■ Exercise materials ■

----

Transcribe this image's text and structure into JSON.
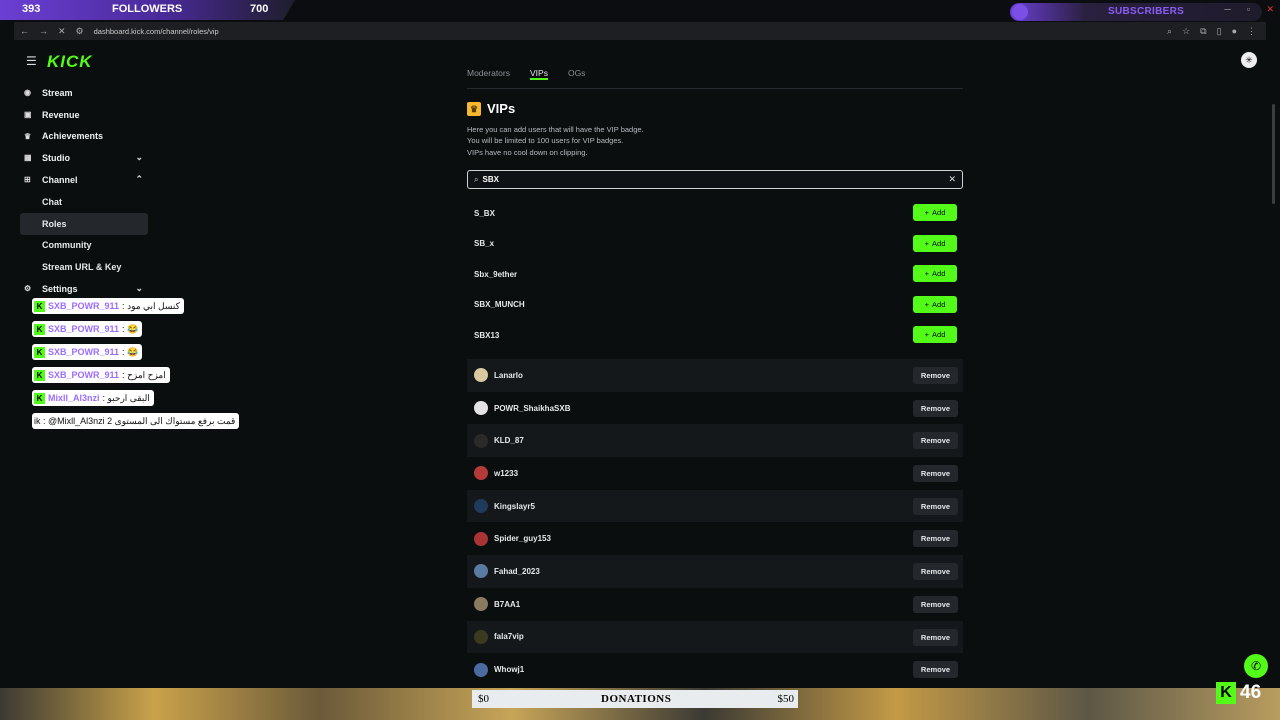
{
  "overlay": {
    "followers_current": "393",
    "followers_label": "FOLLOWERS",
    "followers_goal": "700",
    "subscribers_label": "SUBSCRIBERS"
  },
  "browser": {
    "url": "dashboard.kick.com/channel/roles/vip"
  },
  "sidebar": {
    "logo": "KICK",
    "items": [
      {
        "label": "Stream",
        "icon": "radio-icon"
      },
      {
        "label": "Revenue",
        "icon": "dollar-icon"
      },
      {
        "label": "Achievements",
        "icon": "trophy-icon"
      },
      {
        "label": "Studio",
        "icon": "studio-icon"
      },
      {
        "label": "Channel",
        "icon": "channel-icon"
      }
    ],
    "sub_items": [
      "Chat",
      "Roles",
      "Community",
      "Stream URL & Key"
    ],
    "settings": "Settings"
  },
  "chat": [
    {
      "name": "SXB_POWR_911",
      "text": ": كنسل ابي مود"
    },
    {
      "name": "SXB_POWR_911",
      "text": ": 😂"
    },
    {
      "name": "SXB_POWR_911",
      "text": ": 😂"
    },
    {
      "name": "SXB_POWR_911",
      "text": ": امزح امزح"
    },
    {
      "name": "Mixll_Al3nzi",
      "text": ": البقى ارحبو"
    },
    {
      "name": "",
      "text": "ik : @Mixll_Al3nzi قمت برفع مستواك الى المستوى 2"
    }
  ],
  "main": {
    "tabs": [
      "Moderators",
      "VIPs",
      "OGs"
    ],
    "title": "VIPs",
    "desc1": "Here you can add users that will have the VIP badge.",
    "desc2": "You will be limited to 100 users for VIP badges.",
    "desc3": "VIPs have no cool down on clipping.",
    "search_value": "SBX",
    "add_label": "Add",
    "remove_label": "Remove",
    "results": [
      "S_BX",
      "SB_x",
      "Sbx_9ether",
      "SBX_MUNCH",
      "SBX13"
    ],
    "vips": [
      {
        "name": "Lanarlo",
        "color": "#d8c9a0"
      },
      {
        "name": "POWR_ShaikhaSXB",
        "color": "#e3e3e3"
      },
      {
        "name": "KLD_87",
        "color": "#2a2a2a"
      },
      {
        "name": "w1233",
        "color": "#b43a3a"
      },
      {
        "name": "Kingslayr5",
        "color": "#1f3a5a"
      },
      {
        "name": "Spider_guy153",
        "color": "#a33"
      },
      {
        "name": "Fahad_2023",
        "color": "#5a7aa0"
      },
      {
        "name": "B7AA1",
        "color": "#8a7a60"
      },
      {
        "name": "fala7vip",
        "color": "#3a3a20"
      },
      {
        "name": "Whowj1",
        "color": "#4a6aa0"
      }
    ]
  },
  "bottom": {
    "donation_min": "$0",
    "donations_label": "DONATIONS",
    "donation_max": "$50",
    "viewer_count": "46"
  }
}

----

■ What is being asked ■
Print the complete listing exactly as it stands, without its pictures.

■ Written answer ■
Transcribe this image's text and structure into JSON.
{
  "overlay": {
    "followers_current": "393",
    "followers_label": "FOLLOWERS",
    "followers_goal": "700",
    "subscribers_label": "SUBSCRIBERS"
  },
  "browser": {
    "url": "dashboard.kick.com/channel/roles/vip"
  },
  "sidebar": {
    "logo": "KICK",
    "items": [
      {
        "label": "Stream",
        "icon": "radio-icon"
      },
      {
        "label": "Revenue",
        "icon": "dollar-icon"
      },
      {
        "label": "Achievements",
        "icon": "trophy-icon"
      },
      {
        "label": "Studio",
        "icon": "studio-icon"
      },
      {
        "label": "Channel",
        "icon": "channel-icon"
      }
    ],
    "sub_items": [
      "Chat",
      "Roles",
      "Community",
      "Stream URL & Key"
    ],
    "settings": "Settings"
  },
  "chat": [
    {
      "name": "SXB_POWR_911",
      "text": ": كنسل ابي مود"
    },
    {
      "name": "SXB_POWR_911",
      "text": ": 😂"
    },
    {
      "name": "SXB_POWR_911",
      "text": ": 😂"
    },
    {
      "name": "SXB_POWR_911",
      "text": ": امزح امزح"
    },
    {
      "name": "Mixll_Al3nzi",
      "text": ": البقى ارحبو"
    },
    {
      "name": "",
      "text": "ik : @Mixll_Al3nzi قمت برفع مستواك الى المستوى 2"
    }
  ],
  "main": {
    "tabs": [
      "Moderators",
      "VIPs",
      "OGs"
    ],
    "title": "VIPs",
    "desc1": "Here you can add users that will have the VIP badge.",
    "desc2": "You will be limited to 100 users for VIP badges.",
    "desc3": "VIPs have no cool down on clipping.",
    "search_value": "SBX",
    "add_label": "Add",
    "remove_label": "Remove",
    "results": [
      "S_BX",
      "SB_x",
      "Sbx_9ether",
      "SBX_MUNCH",
      "SBX13"
    ],
    "vips": [
      {
        "name": "Lanarlo",
        "color": "#d8c9a0"
      },
      {
        "name": "POWR_ShaikhaSXB",
        "color": "#e3e3e3"
      },
      {
        "name": "KLD_87",
        "color": "#2a2a2a"
      },
      {
        "name": "w1233",
        "color": "#b43a3a"
      },
      {
        "name": "Kingslayr5",
        "color": "#1f3a5a"
      },
      {
        "name": "Spider_guy153",
        "color": "#a33"
      },
      {
        "name": "Fahad_2023",
        "color": "#5a7aa0"
      },
      {
        "name": "B7AA1",
        "color": "#8a7a60"
      },
      {
        "name": "fala7vip",
        "color": "#3a3a20"
      },
      {
        "name": "Whowj1",
        "color": "#4a6aa0"
      }
    ]
  },
  "bottom": {
    "donation_min": "$0",
    "donations_label": "DONATIONS",
    "donation_max": "$50",
    "viewer_count": "46"
  }
}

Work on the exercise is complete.